**PROBLEM DETAILS**
Repeat each record exactly as written, and drop any images.

**Part of a data file**

---------------

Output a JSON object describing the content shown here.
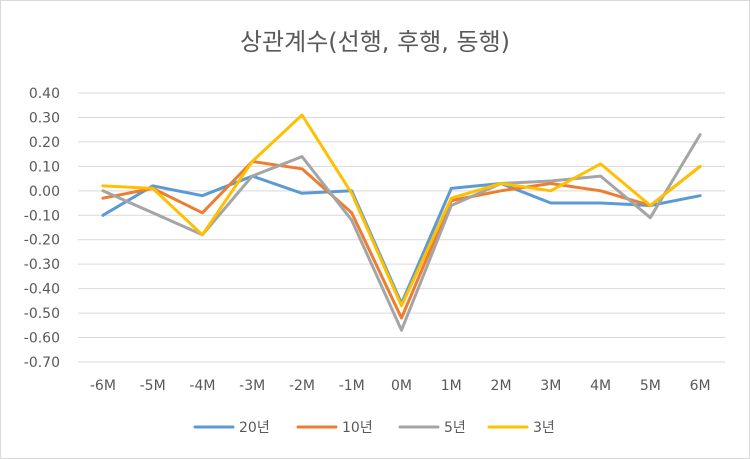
{
  "chart_data": {
    "type": "line",
    "title": "상관계수(선행, 후행, 동행)",
    "categories": [
      "-6M",
      "-5M",
      "-4M",
      "-3M",
      "-2M",
      "-1M",
      "0M",
      "1M",
      "2M",
      "3M",
      "4M",
      "5M",
      "6M"
    ],
    "ylim": [
      -0.7,
      0.4
    ],
    "yticks": [
      "0.40",
      "0.30",
      "0.20",
      "0.10",
      "0.00",
      "-0.10",
      "-0.20",
      "-0.30",
      "-0.40",
      "-0.50",
      "-0.60",
      "-0.70"
    ],
    "grid": true,
    "legend_position": "bottom",
    "series": [
      {
        "name": "20년",
        "color": "#5b9bd5",
        "values": [
          -0.1,
          0.02,
          -0.02,
          0.06,
          -0.01,
          0.0,
          -0.46,
          0.01,
          0.03,
          -0.05,
          -0.05,
          -0.06,
          -0.02
        ]
      },
      {
        "name": "10년",
        "color": "#ed7d31",
        "values": [
          -0.03,
          0.01,
          -0.09,
          0.12,
          0.09,
          -0.09,
          -0.52,
          -0.04,
          0.0,
          0.03,
          0.0,
          -0.06,
          0.1
        ]
      },
      {
        "name": "5년",
        "color": "#a5a5a5",
        "values": [
          0.0,
          -0.09,
          -0.18,
          0.06,
          0.14,
          -0.12,
          -0.57,
          -0.06,
          0.03,
          0.04,
          0.06,
          -0.11,
          0.23
        ]
      },
      {
        "name": "3년",
        "color": "#ffc000",
        "values": [
          0.02,
          0.01,
          -0.18,
          0.12,
          0.31,
          -0.01,
          -0.47,
          -0.03,
          0.03,
          0.0,
          0.11,
          -0.06,
          0.1
        ]
      }
    ]
  }
}
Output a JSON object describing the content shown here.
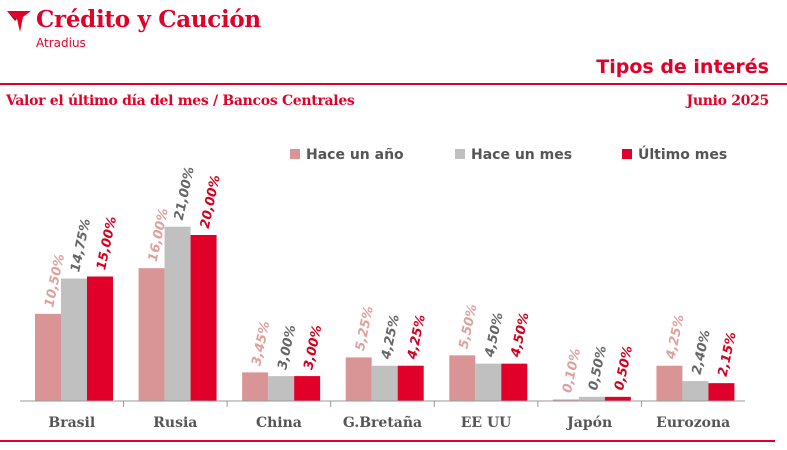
{
  "header": {
    "brand": "Crédito y Caución",
    "sub_brand": "Atradius",
    "title": "Tipos de interés",
    "subtitle": "Valor el último día del mes / Bancos Centrales",
    "date": "Junio 2025"
  },
  "colors": {
    "accent": "#e1002a",
    "series": [
      "#d99595",
      "#c0c0c0",
      "#e1002a"
    ],
    "labels": [
      "#e0a0a0",
      "#666666",
      "#d4001f"
    ],
    "axis_text": "#555555"
  },
  "chart_data": {
    "type": "bar",
    "categories": [
      "Brasil",
      "Rusia",
      "China",
      "G.Bretaña",
      "EE UU",
      "Japón",
      "Eurozona"
    ],
    "series": [
      {
        "name": "Hace un año",
        "values": [
          10.5,
          16.0,
          3.45,
          5.25,
          5.5,
          0.1,
          4.25
        ],
        "labels": [
          "10,50%",
          "16,00%",
          "3,45%",
          "5,25%",
          "5,50%",
          "0,10%",
          "4,25%"
        ]
      },
      {
        "name": "Hace un mes",
        "values": [
          14.75,
          21.0,
          3.0,
          4.25,
          4.5,
          0.5,
          2.4
        ],
        "labels": [
          "14,75%",
          "21,00%",
          "3,00%",
          "4,25%",
          "4,50%",
          "0,50%",
          "2,40%"
        ]
      },
      {
        "name": "Último mes",
        "values": [
          15.0,
          20.0,
          3.0,
          4.25,
          4.5,
          0.5,
          2.15
        ],
        "labels": [
          "15,00%",
          "20,00%",
          "3,00%",
          "4,25%",
          "4,50%",
          "0,50%",
          "2,15%"
        ]
      }
    ],
    "ylim": [
      0,
      21
    ],
    "legend_position": "top-right",
    "grid": false
  }
}
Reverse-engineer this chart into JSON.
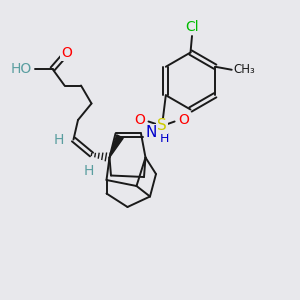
{
  "bg_color": "#e8e8ec",
  "bond_color": "#1a1a1a",
  "bond_width": 1.4,
  "dbo": 0.008,
  "atom_colors": {
    "O": "#ff0000",
    "HO": "#5a9ea0",
    "H": "#5a9ea0",
    "Cl": "#00bb00",
    "S": "#cccc00",
    "N": "#0000cc",
    "C": "#1a1a1a"
  },
  "fig_bg": "#e8e8ec"
}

---------------

**PROBLEM SOLUTION**
Output a JSON object describing the content shown here.
{
  "chart_data": {
    "type": "line",
    "title": "상관계수(선행, 후행, 동행)",
    "categories": [
      "-6M",
      "-5M",
      "-4M",
      "-3M",
      "-2M",
      "-1M",
      "0M",
      "1M",
      "2M",
      "3M",
      "4M",
      "5M",
      "6M"
    ],
    "ylim": [
      -0.7,
      0.4
    ],
    "yticks": [
      "0.40",
      "0.30",
      "0.20",
      "0.10",
      "0.00",
      "-0.10",
      "-0.20",
      "-0.30",
      "-0.40",
      "-0.50",
      "-0.60",
      "-0.70"
    ],
    "grid": true,
    "legend_position": "bottom",
    "series": [
      {
        "name": "20년",
        "color": "#5b9bd5",
        "values": [
          -0.1,
          0.02,
          -0.02,
          0.06,
          -0.01,
          0.0,
          -0.46,
          0.01,
          0.03,
          -0.05,
          -0.05,
          -0.06,
          -0.02
        ]
      },
      {
        "name": "10년",
        "color": "#ed7d31",
        "values": [
          -0.03,
          0.01,
          -0.09,
          0.12,
          0.09,
          -0.09,
          -0.52,
          -0.04,
          0.0,
          0.03,
          0.0,
          -0.06,
          0.1
        ]
      },
      {
        "name": "5년",
        "color": "#a5a5a5",
        "values": [
          0.0,
          -0.09,
          -0.18,
          0.06,
          0.14,
          -0.12,
          -0.57,
          -0.06,
          0.03,
          0.04,
          0.06,
          -0.11,
          0.23
        ]
      },
      {
        "name": "3년",
        "color": "#ffc000",
        "values": [
          0.02,
          0.01,
          -0.18,
          0.12,
          0.31,
          -0.01,
          -0.47,
          -0.03,
          0.03,
          0.0,
          0.11,
          -0.06,
          0.1
        ]
      }
    ]
  }
}
Output a JSON object describing the content shown here.
{
  "header": {
    "brand": "Crédito y Caución",
    "sub_brand": "Atradius",
    "title": "Tipos de interés",
    "subtitle": "Valor el último día del mes / Bancos Centrales",
    "date": "Junio 2025"
  },
  "colors": {
    "accent": "#e1002a",
    "series": [
      "#d99595",
      "#c0c0c0",
      "#e1002a"
    ],
    "labels": [
      "#e0a0a0",
      "#666666",
      "#d4001f"
    ],
    "axis_text": "#555555"
  },
  "chart_data": {
    "type": "bar",
    "categories": [
      "Brasil",
      "Rusia",
      "China",
      "G.Bretaña",
      "EE UU",
      "Japón",
      "Eurozona"
    ],
    "series": [
      {
        "name": "Hace un año",
        "values": [
          10.5,
          16.0,
          3.45,
          5.25,
          5.5,
          0.1,
          4.25
        ],
        "labels": [
          "10,50%",
          "16,00%",
          "3,45%",
          "5,25%",
          "5,50%",
          "0,10%",
          "4,25%"
        ]
      },
      {
        "name": "Hace un mes",
        "values": [
          14.75,
          21.0,
          3.0,
          4.25,
          4.5,
          0.5,
          2.4
        ],
        "labels": [
          "14,75%",
          "21,00%",
          "3,00%",
          "4,25%",
          "4,50%",
          "0,50%",
          "2,40%"
        ]
      },
      {
        "name": "Último mes",
        "values": [
          15.0,
          20.0,
          3.0,
          4.25,
          4.5,
          0.5,
          2.15
        ],
        "labels": [
          "15,00%",
          "20,00%",
          "3,00%",
          "4,25%",
          "4,50%",
          "0,50%",
          "2,15%"
        ]
      }
    ],
    "ylim": [
      0,
      21
    ],
    "legend_position": "top-right",
    "grid": false
  }
}
Reverse-engineer this chart into JSON.
{
  "bg_color": "#e8e8ec",
  "bond_color": "#1a1a1a",
  "bond_width": 1.4,
  "dbo": 0.008,
  "atom_colors": {
    "O": "#ff0000",
    "HO": "#5a9ea0",
    "H": "#5a9ea0",
    "Cl": "#00bb00",
    "S": "#cccc00",
    "N": "#0000cc",
    "C": "#1a1a1a"
  },
  "fig_bg": "#e8e8ec"
}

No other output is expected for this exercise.